» **Problem details**: Quote every line of the data below as it stands, omitting pictures.

============================================================

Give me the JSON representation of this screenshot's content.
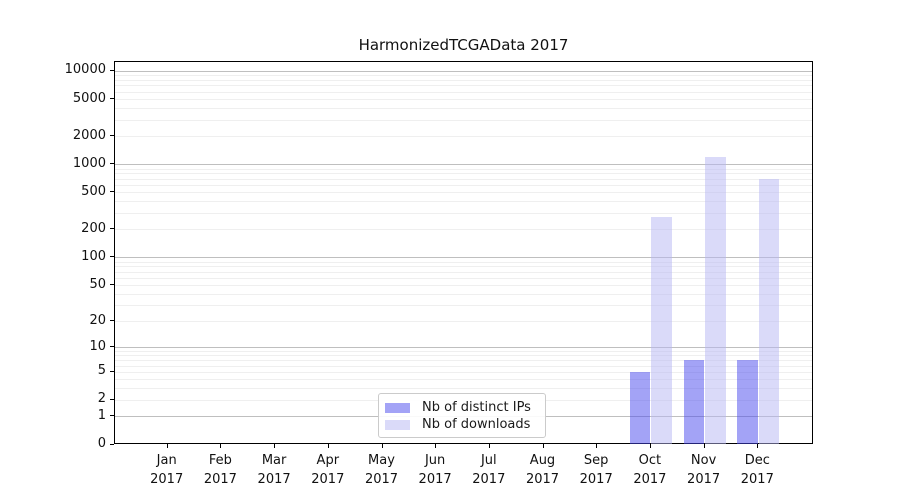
{
  "title": "HarmonizedTCGAData 2017",
  "colors": {
    "series_distinct_ips": "#4747ed",
    "series_downloads": "#b5b5f3",
    "bar_alpha": 0.5,
    "grid_major": "#bfbfbf",
    "grid_minor": "#efefef",
    "spine": "#000000",
    "background": "#ffffff"
  },
  "chart_data": {
    "type": "bar",
    "title": "HarmonizedTCGAData 2017",
    "categories": [
      "Jan 2017",
      "Feb 2017",
      "Mar 2017",
      "Apr 2017",
      "May 2017",
      "Jun 2017",
      "Jul 2017",
      "Aug 2017",
      "Sep 2017",
      "Oct 2017",
      "Nov 2017",
      "Dec 2017"
    ],
    "series": [
      {
        "name": "Nb of distinct IPs",
        "color": "#4747ed",
        "values": [
          0,
          0,
          0,
          0,
          0,
          0,
          0,
          0,
          0,
          5,
          7,
          7
        ]
      },
      {
        "name": "Nb of downloads",
        "color": "#b5b5f3",
        "values": [
          0,
          0,
          0,
          0,
          0,
          0,
          0,
          0,
          0,
          270,
          1200,
          700
        ]
      }
    ],
    "yscale": "log1p",
    "yticks": [
      0,
      1,
      2,
      5,
      10,
      20,
      50,
      100,
      200,
      500,
      1000,
      2000,
      5000,
      10000
    ],
    "ylim": [
      0,
      12450
    ],
    "xlabel": "",
    "ylabel": "",
    "grid": "both-horizontal",
    "legend_position": "lower center inside"
  }
}
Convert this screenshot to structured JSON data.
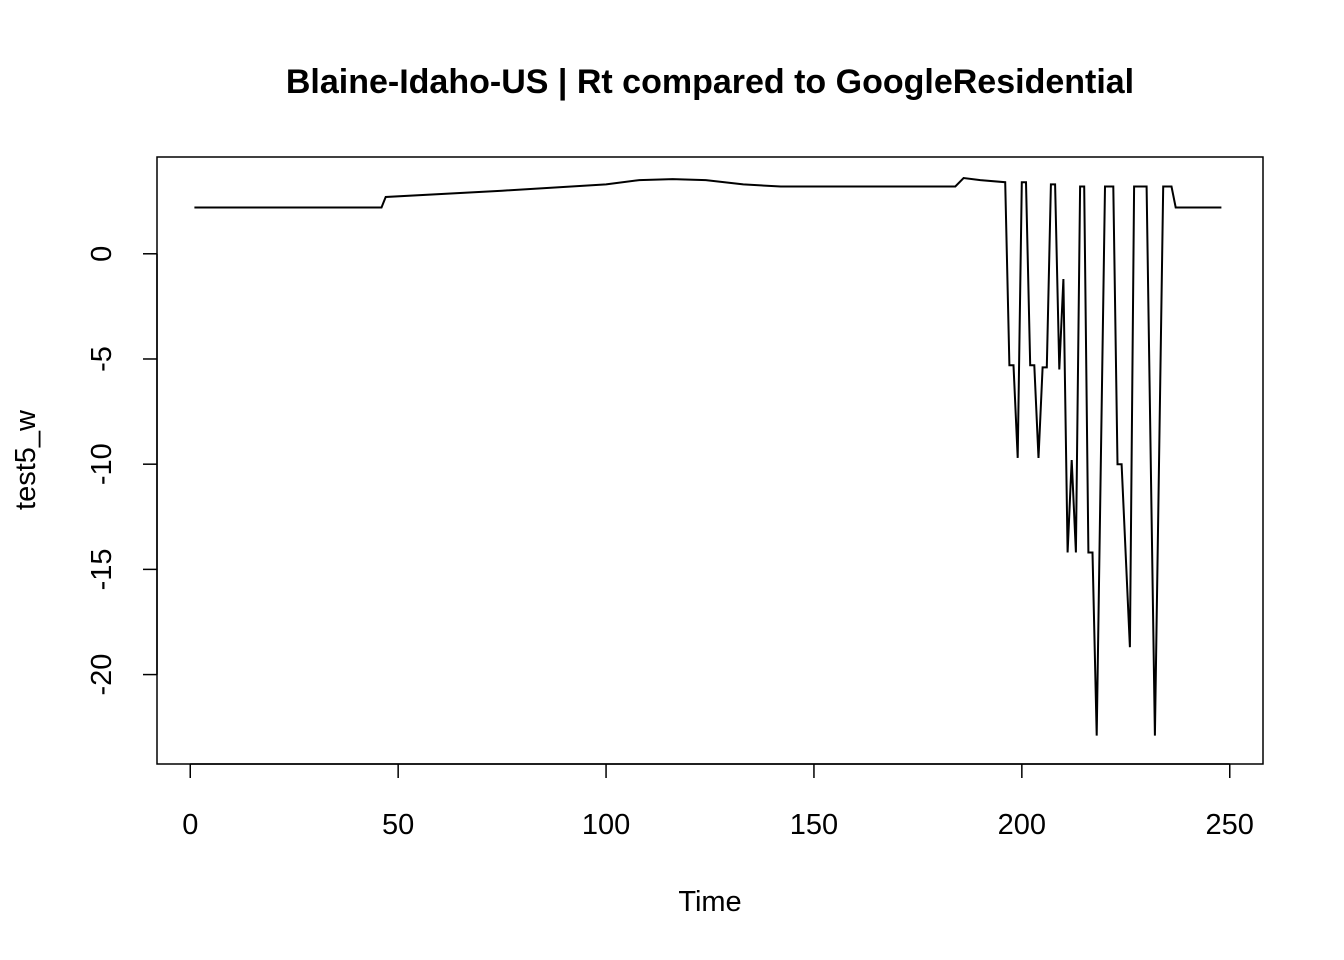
{
  "chart_data": {
    "type": "line",
    "title": "Blaine-Idaho-US | Rt compared to GoogleResidential",
    "xlabel": "Time",
    "ylabel": "test5_w",
    "xlim": [
      -8,
      258
    ],
    "ylim": [
      -24.25,
      4.6
    ],
    "x_ticks": [
      0,
      50,
      100,
      150,
      200,
      250
    ],
    "y_ticks": [
      0,
      -5,
      -10,
      -15,
      -20
    ],
    "grid": false,
    "legend": "none",
    "line_color": "#000000",
    "series": [
      {
        "points": [
          [
            1,
            2.2
          ],
          [
            46,
            2.2
          ],
          [
            47,
            2.7
          ],
          [
            75,
            3.0
          ],
          [
            100,
            3.3
          ],
          [
            108,
            3.5
          ],
          [
            116,
            3.55
          ],
          [
            124,
            3.5
          ],
          [
            133,
            3.3
          ],
          [
            142,
            3.2
          ],
          [
            164,
            3.2
          ],
          [
            184,
            3.2
          ],
          [
            186,
            3.6
          ],
          [
            190,
            3.5
          ],
          [
            196,
            3.4
          ],
          [
            197,
            -5.3
          ],
          [
            198,
            -5.3
          ],
          [
            199,
            -9.7
          ],
          [
            200,
            3.4
          ],
          [
            201,
            3.4
          ],
          [
            202,
            -5.3
          ],
          [
            203,
            -5.3
          ],
          [
            204,
            -9.7
          ],
          [
            205,
            -5.4
          ],
          [
            206,
            -5.4
          ],
          [
            207,
            3.3
          ],
          [
            208,
            3.3
          ],
          [
            209,
            -5.5
          ],
          [
            210,
            -1.2
          ],
          [
            211,
            -14.2
          ],
          [
            212,
            -9.8
          ],
          [
            213,
            -14.2
          ],
          [
            214,
            3.2
          ],
          [
            215,
            3.2
          ],
          [
            216,
            -14.2
          ],
          [
            217,
            -14.2
          ],
          [
            218,
            -22.9
          ],
          [
            220,
            3.2
          ],
          [
            222,
            3.2
          ],
          [
            223,
            -10.0
          ],
          [
            224,
            -10.0
          ],
          [
            226,
            -18.7
          ],
          [
            227,
            3.2
          ],
          [
            230,
            3.2
          ],
          [
            232,
            -22.9
          ],
          [
            234,
            3.2
          ],
          [
            236,
            3.2
          ],
          [
            237,
            2.2
          ],
          [
            248,
            2.2
          ]
        ]
      }
    ]
  }
}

============================================================

» **Answer to the problem**:
Give me the JSON representation of this screenshot's content.
{
  "title": "HarmonizedTCGAData 2017",
  "colors": {
    "series_distinct_ips": "#4747ed",
    "series_downloads": "#b5b5f3",
    "bar_alpha": 0.5,
    "grid_major": "#bfbfbf",
    "grid_minor": "#efefef",
    "spine": "#000000",
    "background": "#ffffff"
  },
  "chart_data": {
    "type": "bar",
    "title": "HarmonizedTCGAData 2017",
    "categories": [
      "Jan 2017",
      "Feb 2017",
      "Mar 2017",
      "Apr 2017",
      "May 2017",
      "Jun 2017",
      "Jul 2017",
      "Aug 2017",
      "Sep 2017",
      "Oct 2017",
      "Nov 2017",
      "Dec 2017"
    ],
    "series": [
      {
        "name": "Nb of distinct IPs",
        "color": "#4747ed",
        "values": [
          0,
          0,
          0,
          0,
          0,
          0,
          0,
          0,
          0,
          5,
          7,
          7
        ]
      },
      {
        "name": "Nb of downloads",
        "color": "#b5b5f3",
        "values": [
          0,
          0,
          0,
          0,
          0,
          0,
          0,
          0,
          0,
          270,
          1200,
          700
        ]
      }
    ],
    "yscale": "log1p",
    "yticks": [
      0,
      1,
      2,
      5,
      10,
      20,
      50,
      100,
      200,
      500,
      1000,
      2000,
      5000,
      10000
    ],
    "ylim": [
      0,
      12450
    ],
    "xlabel": "",
    "ylabel": "",
    "grid": "both-horizontal",
    "legend_position": "lower center inside"
  }
}
Convert this screenshot to structured JSON data.
{
  "chart_data": {
    "type": "line",
    "title": "Blaine-Idaho-US | Rt compared to GoogleResidential",
    "xlabel": "Time",
    "ylabel": "test5_w",
    "xlim": [
      -8,
      258
    ],
    "ylim": [
      -24.25,
      4.6
    ],
    "x_ticks": [
      0,
      50,
      100,
      150,
      200,
      250
    ],
    "y_ticks": [
      0,
      -5,
      -10,
      -15,
      -20
    ],
    "grid": false,
    "legend": "none",
    "line_color": "#000000",
    "series": [
      {
        "points": [
          [
            1,
            2.2
          ],
          [
            46,
            2.2
          ],
          [
            47,
            2.7
          ],
          [
            75,
            3.0
          ],
          [
            100,
            3.3
          ],
          [
            108,
            3.5
          ],
          [
            116,
            3.55
          ],
          [
            124,
            3.5
          ],
          [
            133,
            3.3
          ],
          [
            142,
            3.2
          ],
          [
            164,
            3.2
          ],
          [
            184,
            3.2
          ],
          [
            186,
            3.6
          ],
          [
            190,
            3.5
          ],
          [
            196,
            3.4
          ],
          [
            197,
            -5.3
          ],
          [
            198,
            -5.3
          ],
          [
            199,
            -9.7
          ],
          [
            200,
            3.4
          ],
          [
            201,
            3.4
          ],
          [
            202,
            -5.3
          ],
          [
            203,
            -5.3
          ],
          [
            204,
            -9.7
          ],
          [
            205,
            -5.4
          ],
          [
            206,
            -5.4
          ],
          [
            207,
            3.3
          ],
          [
            208,
            3.3
          ],
          [
            209,
            -5.5
          ],
          [
            210,
            -1.2
          ],
          [
            211,
            -14.2
          ],
          [
            212,
            -9.8
          ],
          [
            213,
            -14.2
          ],
          [
            214,
            3.2
          ],
          [
            215,
            3.2
          ],
          [
            216,
            -14.2
          ],
          [
            217,
            -14.2
          ],
          [
            218,
            -22.9
          ],
          [
            220,
            3.2
          ],
          [
            222,
            3.2
          ],
          [
            223,
            -10.0
          ],
          [
            224,
            -10.0
          ],
          [
            226,
            -18.7
          ],
          [
            227,
            3.2
          ],
          [
            230,
            3.2
          ],
          [
            232,
            -22.9
          ],
          [
            234,
            3.2
          ],
          [
            236,
            3.2
          ],
          [
            237,
            2.2
          ],
          [
            248,
            2.2
          ]
        ]
      }
    ]
  }
}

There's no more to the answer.